### [DIRECTION]
Go over the entries below line by line, copying each one that contains the word "High".

### [Raw records]
+--

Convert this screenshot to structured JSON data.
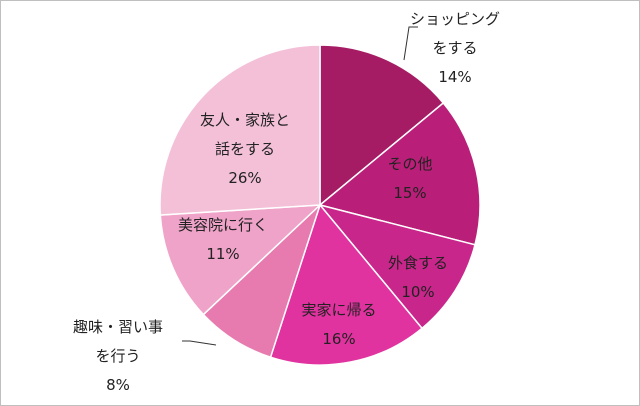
{
  "chart_data": {
    "type": "pie",
    "title": "",
    "slices": [
      {
        "lines": [
          "ショッピング",
          "をする"
        ],
        "percent_label": "14%",
        "value": 14,
        "color": "#a51c64"
      },
      {
        "lines": [
          "その他"
        ],
        "percent_label": "15%",
        "value": 15,
        "color": "#b91f78"
      },
      {
        "lines": [
          "外食する"
        ],
        "percent_label": "10%",
        "value": 10,
        "color": "#c9268b"
      },
      {
        "lines": [
          "実家に帰る"
        ],
        "percent_label": "16%",
        "value": 16,
        "color": "#e0339f"
      },
      {
        "lines": [
          "趣味・習い事",
          "を行う"
        ],
        "percent_label": "8%",
        "value": 8,
        "color": "#e77aae"
      },
      {
        "lines": [
          "美容院に行く"
        ],
        "percent_label": "11%",
        "value": 11,
        "color": "#efa3c9"
      },
      {
        "lines": [
          "友人・家族と",
          "話をする"
        ],
        "percent_label": "26%",
        "value": 26,
        "color": "#f3c0d8"
      }
    ]
  }
}
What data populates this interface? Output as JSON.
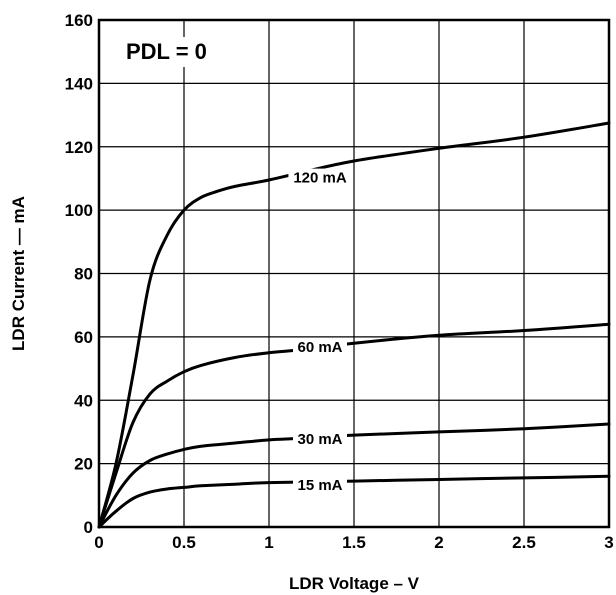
{
  "chart_data": {
    "type": "line",
    "xlabel": "LDR Voltage – V",
    "ylabel": "LDR Current — mA",
    "xlim": [
      0,
      3
    ],
    "ylim": [
      0,
      160
    ],
    "grid": true,
    "x_ticks": [
      0,
      0.5,
      1,
      1.5,
      2,
      2.5,
      3
    ],
    "x_tick_labels": [
      "0",
      "0.5",
      "1",
      "1.5",
      "2",
      "2.5",
      "3"
    ],
    "y_ticks": [
      0,
      20,
      40,
      60,
      80,
      100,
      120,
      140,
      160
    ],
    "y_tick_labels": [
      "0",
      "20",
      "40",
      "60",
      "80",
      "100",
      "120",
      "140",
      "160"
    ],
    "annotation": "PDL = 0",
    "series": [
      {
        "name": "120 mA",
        "label_at": [
          1.3,
          109
        ],
        "points": [
          [
            0,
            0
          ],
          [
            0.1,
            20
          ],
          [
            0.2,
            48
          ],
          [
            0.3,
            78
          ],
          [
            0.4,
            92
          ],
          [
            0.5,
            100
          ],
          [
            0.6,
            104
          ],
          [
            0.7,
            106
          ],
          [
            0.8,
            107.5
          ],
          [
            1.0,
            109.5
          ],
          [
            1.2,
            112
          ],
          [
            1.5,
            115.5
          ],
          [
            2.0,
            119.5
          ],
          [
            2.5,
            123
          ],
          [
            3.0,
            127.5
          ]
        ]
      },
      {
        "name": "60 mA",
        "label_at": [
          1.3,
          55.5
        ],
        "points": [
          [
            0,
            0
          ],
          [
            0.1,
            17
          ],
          [
            0.2,
            33
          ],
          [
            0.3,
            42
          ],
          [
            0.4,
            46
          ],
          [
            0.5,
            49
          ],
          [
            0.6,
            51
          ],
          [
            0.8,
            53.5
          ],
          [
            1.0,
            55
          ],
          [
            1.2,
            56
          ],
          [
            1.5,
            58
          ],
          [
            2.0,
            60.5
          ],
          [
            2.5,
            62
          ],
          [
            3.0,
            64
          ]
        ]
      },
      {
        "name": "30 mA",
        "label_at": [
          1.3,
          26.5
        ],
        "points": [
          [
            0,
            0
          ],
          [
            0.1,
            10
          ],
          [
            0.2,
            17
          ],
          [
            0.3,
            21
          ],
          [
            0.4,
            23
          ],
          [
            0.5,
            24.5
          ],
          [
            0.6,
            25.5
          ],
          [
            0.8,
            26.5
          ],
          [
            1.0,
            27.5
          ],
          [
            1.2,
            28
          ],
          [
            1.5,
            29
          ],
          [
            2.0,
            30
          ],
          [
            2.5,
            31
          ],
          [
            3.0,
            32.5
          ]
        ]
      },
      {
        "name": "15 mA",
        "label_at": [
          1.3,
          12
        ],
        "points": [
          [
            0,
            0
          ],
          [
            0.1,
            5
          ],
          [
            0.2,
            9
          ],
          [
            0.3,
            11
          ],
          [
            0.4,
            12
          ],
          [
            0.5,
            12.5
          ],
          [
            0.6,
            13
          ],
          [
            0.8,
            13.5
          ],
          [
            1.0,
            14
          ],
          [
            1.5,
            14.5
          ],
          [
            2.0,
            15
          ],
          [
            2.5,
            15.5
          ],
          [
            3.0,
            16
          ]
        ]
      }
    ]
  }
}
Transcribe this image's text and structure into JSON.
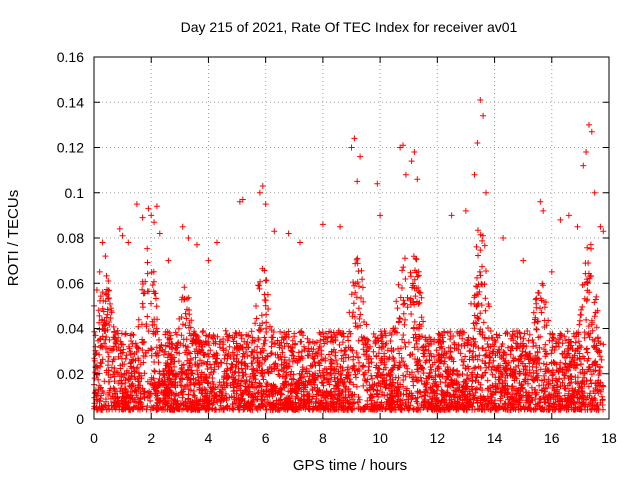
{
  "chart_data": {
    "type": "scatter",
    "title": "Day 215 of 2021, Rate Of TEC Index for receiver av01",
    "xlabel": "GPS time / hours",
    "ylabel": "ROTI / TECUs",
    "xlim": [
      0,
      18
    ],
    "ylim": [
      0,
      0.16
    ],
    "xticks": [
      "0",
      "2",
      "4",
      "6",
      "8",
      "10",
      "12",
      "14",
      "16",
      "18"
    ],
    "yticks": [
      "0",
      "0.02",
      "0.04",
      "0.06",
      "0.08",
      "0.1",
      "0.12",
      "0.14",
      "0.16"
    ],
    "grid": true,
    "marker": "plus",
    "color": "#ff0000",
    "x_range_of_points": [
      0,
      17.8
    ],
    "series": [
      {
        "color": "#ff0000",
        "points": [
          [
            0.0,
            0.05
          ],
          [
            0.1,
            0.057
          ],
          [
            0.2,
            0.065
          ],
          [
            0.3,
            0.078
          ],
          [
            0.4,
            0.072
          ],
          [
            0.5,
            0.061
          ],
          [
            0.9,
            0.084
          ],
          [
            1.0,
            0.081
          ],
          [
            1.2,
            0.078
          ],
          [
            1.5,
            0.095
          ],
          [
            1.7,
            0.089
          ],
          [
            1.9,
            0.093
          ],
          [
            2.0,
            0.09
          ],
          [
            2.1,
            0.087
          ],
          [
            2.2,
            0.094
          ],
          [
            2.3,
            0.082
          ],
          [
            2.6,
            0.07
          ],
          [
            3.1,
            0.085
          ],
          [
            3.3,
            0.08
          ],
          [
            3.6,
            0.077
          ],
          [
            4.0,
            0.07
          ],
          [
            4.3,
            0.078
          ],
          [
            5.1,
            0.096
          ],
          [
            5.2,
            0.097
          ],
          [
            5.8,
            0.1
          ],
          [
            5.9,
            0.103
          ],
          [
            6.0,
            0.095
          ],
          [
            6.3,
            0.083
          ],
          [
            6.8,
            0.082
          ],
          [
            7.2,
            0.078
          ],
          [
            8.0,
            0.086
          ],
          [
            8.6,
            0.085
          ],
          [
            9.0,
            0.12
          ],
          [
            9.1,
            0.124
          ],
          [
            9.2,
            0.105
          ],
          [
            9.3,
            0.116
          ],
          [
            9.9,
            0.104
          ],
          [
            10.0,
            0.09
          ],
          [
            10.7,
            0.12
          ],
          [
            10.8,
            0.121
          ],
          [
            10.9,
            0.108
          ],
          [
            11.1,
            0.114
          ],
          [
            11.2,
            0.118
          ],
          [
            11.3,
            0.106
          ],
          [
            12.5,
            0.09
          ],
          [
            13.0,
            0.092
          ],
          [
            13.3,
            0.108
          ],
          [
            13.4,
            0.122
          ],
          [
            13.5,
            0.141
          ],
          [
            13.6,
            0.134
          ],
          [
            13.7,
            0.1
          ],
          [
            14.3,
            0.08
          ],
          [
            15.0,
            0.07
          ],
          [
            15.6,
            0.096
          ],
          [
            15.7,
            0.092
          ],
          [
            16.0,
            0.065
          ],
          [
            16.3,
            0.088
          ],
          [
            16.6,
            0.09
          ],
          [
            16.9,
            0.085
          ],
          [
            17.1,
            0.112
          ],
          [
            17.2,
            0.118
          ],
          [
            17.3,
            0.13
          ],
          [
            17.4,
            0.127
          ],
          [
            17.5,
            0.1
          ],
          [
            17.7,
            0.085
          ],
          [
            17.8,
            0.083
          ]
        ]
      }
    ]
  }
}
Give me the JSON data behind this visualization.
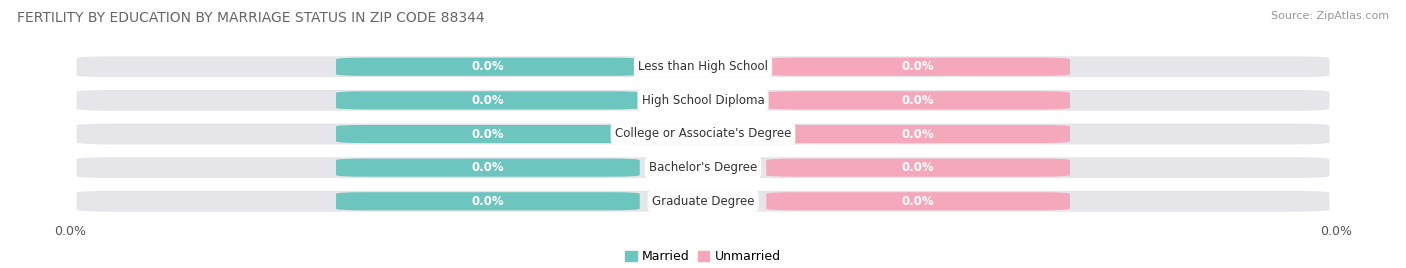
{
  "title": "FERTILITY BY EDUCATION BY MARRIAGE STATUS IN ZIP CODE 88344",
  "source": "Source: ZipAtlas.com",
  "categories": [
    "Less than High School",
    "High School Diploma",
    "College or Associate's Degree",
    "Bachelor's Degree",
    "Graduate Degree"
  ],
  "married_values": [
    0.0,
    0.0,
    0.0,
    0.0,
    0.0
  ],
  "unmarried_values": [
    0.0,
    0.0,
    0.0,
    0.0,
    0.0
  ],
  "married_color": "#6CC5BF",
  "unmarried_color": "#F5A8BC",
  "bar_bg_color": "#E6E6EA",
  "title_fontsize": 10,
  "source_fontsize": 8,
  "tick_fontsize": 9,
  "legend_fontsize": 9,
  "background_color": "#ffffff",
  "axis_label": "0.0%",
  "cat_label_color": "#333333",
  "val_label_color": "#ffffff"
}
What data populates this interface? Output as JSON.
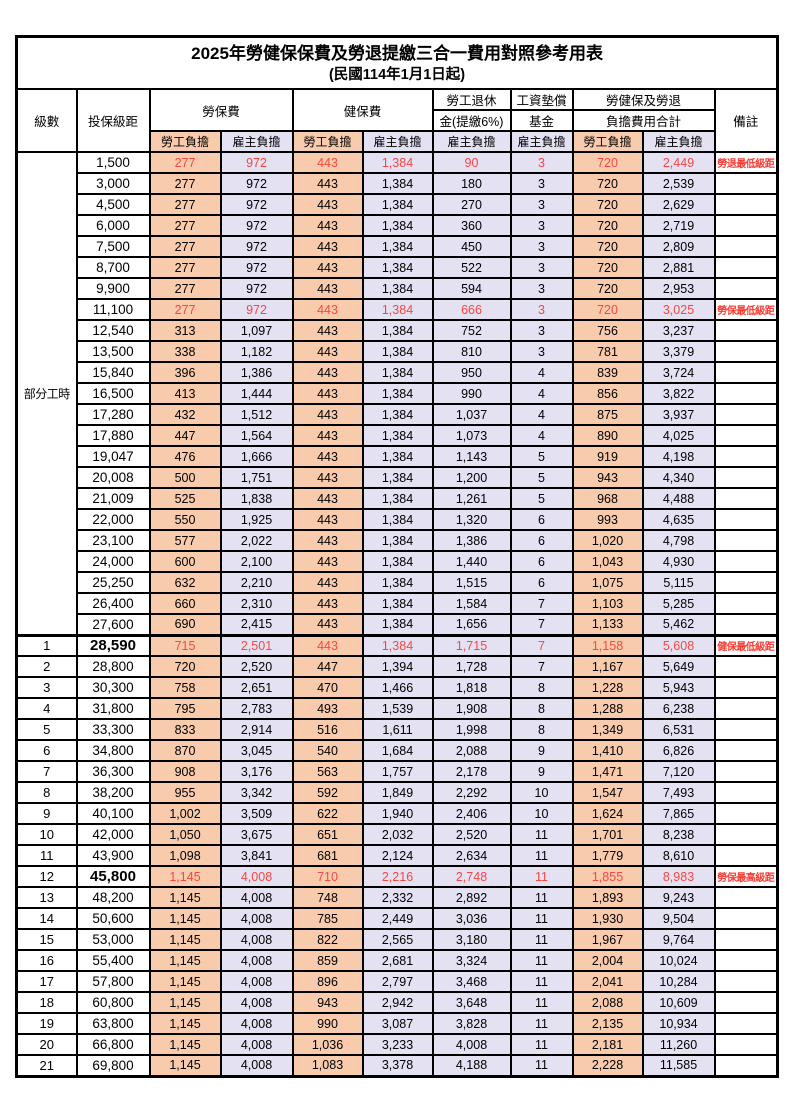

+--

### [ANSWER IN FULL]
    "Less than High School",
    "High School Diploma",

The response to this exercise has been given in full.